Data records:

+++

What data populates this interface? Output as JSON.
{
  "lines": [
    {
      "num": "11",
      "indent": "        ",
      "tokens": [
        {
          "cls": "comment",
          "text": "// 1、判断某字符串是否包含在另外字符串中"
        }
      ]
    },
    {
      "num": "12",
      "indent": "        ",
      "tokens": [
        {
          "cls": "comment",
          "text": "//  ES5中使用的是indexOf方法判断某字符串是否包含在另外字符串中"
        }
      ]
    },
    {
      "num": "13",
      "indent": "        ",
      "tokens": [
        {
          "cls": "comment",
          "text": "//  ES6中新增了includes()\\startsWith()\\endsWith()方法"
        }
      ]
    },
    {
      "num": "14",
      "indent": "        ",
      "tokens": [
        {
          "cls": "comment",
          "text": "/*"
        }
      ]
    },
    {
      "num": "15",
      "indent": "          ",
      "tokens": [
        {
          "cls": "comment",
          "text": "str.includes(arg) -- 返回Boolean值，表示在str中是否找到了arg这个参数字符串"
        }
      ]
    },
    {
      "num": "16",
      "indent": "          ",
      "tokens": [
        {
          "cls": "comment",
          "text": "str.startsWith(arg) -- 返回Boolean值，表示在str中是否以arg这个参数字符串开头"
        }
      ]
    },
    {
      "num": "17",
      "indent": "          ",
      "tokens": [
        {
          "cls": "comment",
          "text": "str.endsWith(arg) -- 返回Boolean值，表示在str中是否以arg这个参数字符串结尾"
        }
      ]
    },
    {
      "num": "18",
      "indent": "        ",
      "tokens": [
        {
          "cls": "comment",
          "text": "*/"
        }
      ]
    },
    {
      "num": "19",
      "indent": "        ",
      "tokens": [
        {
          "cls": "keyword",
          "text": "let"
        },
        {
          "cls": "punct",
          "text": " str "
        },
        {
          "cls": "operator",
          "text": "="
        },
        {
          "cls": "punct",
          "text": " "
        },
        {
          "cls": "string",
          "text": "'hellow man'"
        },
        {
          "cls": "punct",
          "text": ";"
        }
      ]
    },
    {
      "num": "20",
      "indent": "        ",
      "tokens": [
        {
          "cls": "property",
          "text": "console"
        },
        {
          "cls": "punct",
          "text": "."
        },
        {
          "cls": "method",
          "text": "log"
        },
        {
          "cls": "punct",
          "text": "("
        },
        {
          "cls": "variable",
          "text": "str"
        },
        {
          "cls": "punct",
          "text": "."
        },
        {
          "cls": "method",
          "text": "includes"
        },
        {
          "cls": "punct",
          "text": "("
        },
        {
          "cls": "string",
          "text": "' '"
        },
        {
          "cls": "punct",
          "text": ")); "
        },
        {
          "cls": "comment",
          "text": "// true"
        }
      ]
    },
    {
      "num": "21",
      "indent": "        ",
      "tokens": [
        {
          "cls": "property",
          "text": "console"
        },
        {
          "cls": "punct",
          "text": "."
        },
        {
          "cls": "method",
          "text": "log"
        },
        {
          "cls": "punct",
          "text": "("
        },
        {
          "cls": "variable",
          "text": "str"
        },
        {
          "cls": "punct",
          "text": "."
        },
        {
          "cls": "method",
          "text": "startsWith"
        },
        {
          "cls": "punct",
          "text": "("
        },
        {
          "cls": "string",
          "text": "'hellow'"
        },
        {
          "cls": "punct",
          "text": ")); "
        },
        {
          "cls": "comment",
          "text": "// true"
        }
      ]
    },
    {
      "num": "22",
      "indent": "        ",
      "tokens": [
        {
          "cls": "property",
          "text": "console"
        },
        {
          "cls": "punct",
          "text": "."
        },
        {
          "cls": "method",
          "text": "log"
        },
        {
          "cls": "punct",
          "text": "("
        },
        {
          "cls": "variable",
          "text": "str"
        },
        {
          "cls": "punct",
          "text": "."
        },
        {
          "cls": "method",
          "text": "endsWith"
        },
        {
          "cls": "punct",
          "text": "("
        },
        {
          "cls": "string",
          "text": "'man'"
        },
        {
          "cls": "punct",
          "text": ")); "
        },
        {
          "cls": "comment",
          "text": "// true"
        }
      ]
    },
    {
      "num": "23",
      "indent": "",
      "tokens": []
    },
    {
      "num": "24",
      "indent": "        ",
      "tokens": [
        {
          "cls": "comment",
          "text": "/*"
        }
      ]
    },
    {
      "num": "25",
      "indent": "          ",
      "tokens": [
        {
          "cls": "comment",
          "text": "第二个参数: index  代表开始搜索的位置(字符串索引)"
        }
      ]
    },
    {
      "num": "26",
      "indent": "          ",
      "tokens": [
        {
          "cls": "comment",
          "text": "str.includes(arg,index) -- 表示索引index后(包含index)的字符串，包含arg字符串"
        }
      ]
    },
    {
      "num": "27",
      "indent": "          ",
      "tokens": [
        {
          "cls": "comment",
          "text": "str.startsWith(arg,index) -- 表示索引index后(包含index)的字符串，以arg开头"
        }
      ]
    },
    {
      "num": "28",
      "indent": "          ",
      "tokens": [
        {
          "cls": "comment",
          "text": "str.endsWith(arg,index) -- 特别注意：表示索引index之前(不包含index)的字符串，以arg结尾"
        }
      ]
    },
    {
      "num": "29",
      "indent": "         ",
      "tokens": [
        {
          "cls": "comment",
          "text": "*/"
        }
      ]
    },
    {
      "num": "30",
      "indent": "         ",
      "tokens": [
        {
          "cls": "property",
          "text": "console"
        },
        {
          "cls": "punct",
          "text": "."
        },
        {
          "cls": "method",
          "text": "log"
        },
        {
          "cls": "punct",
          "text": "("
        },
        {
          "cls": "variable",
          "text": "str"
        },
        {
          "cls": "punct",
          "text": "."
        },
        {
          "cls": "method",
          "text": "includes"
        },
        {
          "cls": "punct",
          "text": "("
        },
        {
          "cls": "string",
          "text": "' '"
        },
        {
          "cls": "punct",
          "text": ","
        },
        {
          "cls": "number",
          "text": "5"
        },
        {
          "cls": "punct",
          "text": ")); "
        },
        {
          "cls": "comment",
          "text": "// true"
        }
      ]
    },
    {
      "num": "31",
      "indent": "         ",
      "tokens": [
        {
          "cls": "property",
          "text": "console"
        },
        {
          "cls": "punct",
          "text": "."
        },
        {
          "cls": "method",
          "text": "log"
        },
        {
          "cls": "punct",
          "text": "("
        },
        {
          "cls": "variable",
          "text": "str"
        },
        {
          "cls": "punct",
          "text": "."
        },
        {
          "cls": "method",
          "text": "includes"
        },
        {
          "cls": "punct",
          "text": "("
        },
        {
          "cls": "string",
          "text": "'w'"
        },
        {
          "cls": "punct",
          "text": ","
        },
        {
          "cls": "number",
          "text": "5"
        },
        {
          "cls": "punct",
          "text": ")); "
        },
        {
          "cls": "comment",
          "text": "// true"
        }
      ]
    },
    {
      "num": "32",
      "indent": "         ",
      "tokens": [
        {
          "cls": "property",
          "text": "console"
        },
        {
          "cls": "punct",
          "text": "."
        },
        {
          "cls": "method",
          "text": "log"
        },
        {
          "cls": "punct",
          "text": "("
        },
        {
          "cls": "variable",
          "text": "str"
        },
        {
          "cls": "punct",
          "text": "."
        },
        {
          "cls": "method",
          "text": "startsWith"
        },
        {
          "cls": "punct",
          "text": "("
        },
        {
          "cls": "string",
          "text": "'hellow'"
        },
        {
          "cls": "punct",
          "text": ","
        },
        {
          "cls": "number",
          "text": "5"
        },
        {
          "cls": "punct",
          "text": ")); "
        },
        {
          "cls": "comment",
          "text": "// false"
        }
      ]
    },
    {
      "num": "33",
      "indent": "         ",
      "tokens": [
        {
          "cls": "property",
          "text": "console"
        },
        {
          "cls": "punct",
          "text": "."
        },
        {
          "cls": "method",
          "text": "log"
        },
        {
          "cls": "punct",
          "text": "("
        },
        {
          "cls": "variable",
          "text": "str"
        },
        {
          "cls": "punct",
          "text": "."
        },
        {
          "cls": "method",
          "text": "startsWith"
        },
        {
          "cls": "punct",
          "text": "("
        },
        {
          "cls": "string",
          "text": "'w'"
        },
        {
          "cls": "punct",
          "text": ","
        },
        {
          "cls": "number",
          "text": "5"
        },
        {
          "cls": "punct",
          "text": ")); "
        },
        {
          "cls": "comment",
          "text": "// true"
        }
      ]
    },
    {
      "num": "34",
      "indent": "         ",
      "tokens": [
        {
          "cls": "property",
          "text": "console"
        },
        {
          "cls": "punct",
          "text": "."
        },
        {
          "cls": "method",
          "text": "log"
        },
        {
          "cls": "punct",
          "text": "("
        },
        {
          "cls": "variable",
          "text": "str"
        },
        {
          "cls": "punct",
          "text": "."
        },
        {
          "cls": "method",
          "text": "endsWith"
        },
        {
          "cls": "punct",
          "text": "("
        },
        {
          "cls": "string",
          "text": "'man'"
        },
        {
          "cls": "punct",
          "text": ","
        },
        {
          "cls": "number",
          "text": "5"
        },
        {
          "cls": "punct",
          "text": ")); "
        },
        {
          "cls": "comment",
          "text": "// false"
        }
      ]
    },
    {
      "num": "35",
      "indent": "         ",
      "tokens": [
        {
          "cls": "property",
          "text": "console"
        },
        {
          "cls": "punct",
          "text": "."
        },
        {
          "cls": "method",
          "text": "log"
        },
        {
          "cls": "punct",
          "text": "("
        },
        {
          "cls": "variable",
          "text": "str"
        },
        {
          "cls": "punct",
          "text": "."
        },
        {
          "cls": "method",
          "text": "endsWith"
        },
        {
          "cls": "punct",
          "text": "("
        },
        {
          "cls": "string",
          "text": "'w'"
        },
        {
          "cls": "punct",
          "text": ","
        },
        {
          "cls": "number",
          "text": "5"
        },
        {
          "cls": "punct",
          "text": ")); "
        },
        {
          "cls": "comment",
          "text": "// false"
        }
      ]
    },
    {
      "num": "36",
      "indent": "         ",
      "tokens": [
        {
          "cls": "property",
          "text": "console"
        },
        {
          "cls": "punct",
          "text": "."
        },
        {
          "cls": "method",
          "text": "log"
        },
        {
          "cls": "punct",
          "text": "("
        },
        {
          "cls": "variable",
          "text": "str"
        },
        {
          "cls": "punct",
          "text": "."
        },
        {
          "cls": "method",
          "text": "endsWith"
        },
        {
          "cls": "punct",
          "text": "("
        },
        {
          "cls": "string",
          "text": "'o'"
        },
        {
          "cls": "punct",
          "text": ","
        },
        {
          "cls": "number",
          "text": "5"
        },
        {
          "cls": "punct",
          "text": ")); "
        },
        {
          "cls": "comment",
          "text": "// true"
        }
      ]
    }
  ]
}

+++

• Problem to work on: List the lines of the records where "的字符串" occurs.

• Output of the task:
          "text": "str.includes(arg,index) -- 表示索引index后(包含index)的字符串，包含arg字符串"
          "text": "str.startsWith(arg,index) -- 表示索引index后(包含index)的字符串，以arg开头"
          "text": "str.endsWith(arg,index) -- 特别注意：表示索引index之前(不包含index)的字符串，以arg结尾"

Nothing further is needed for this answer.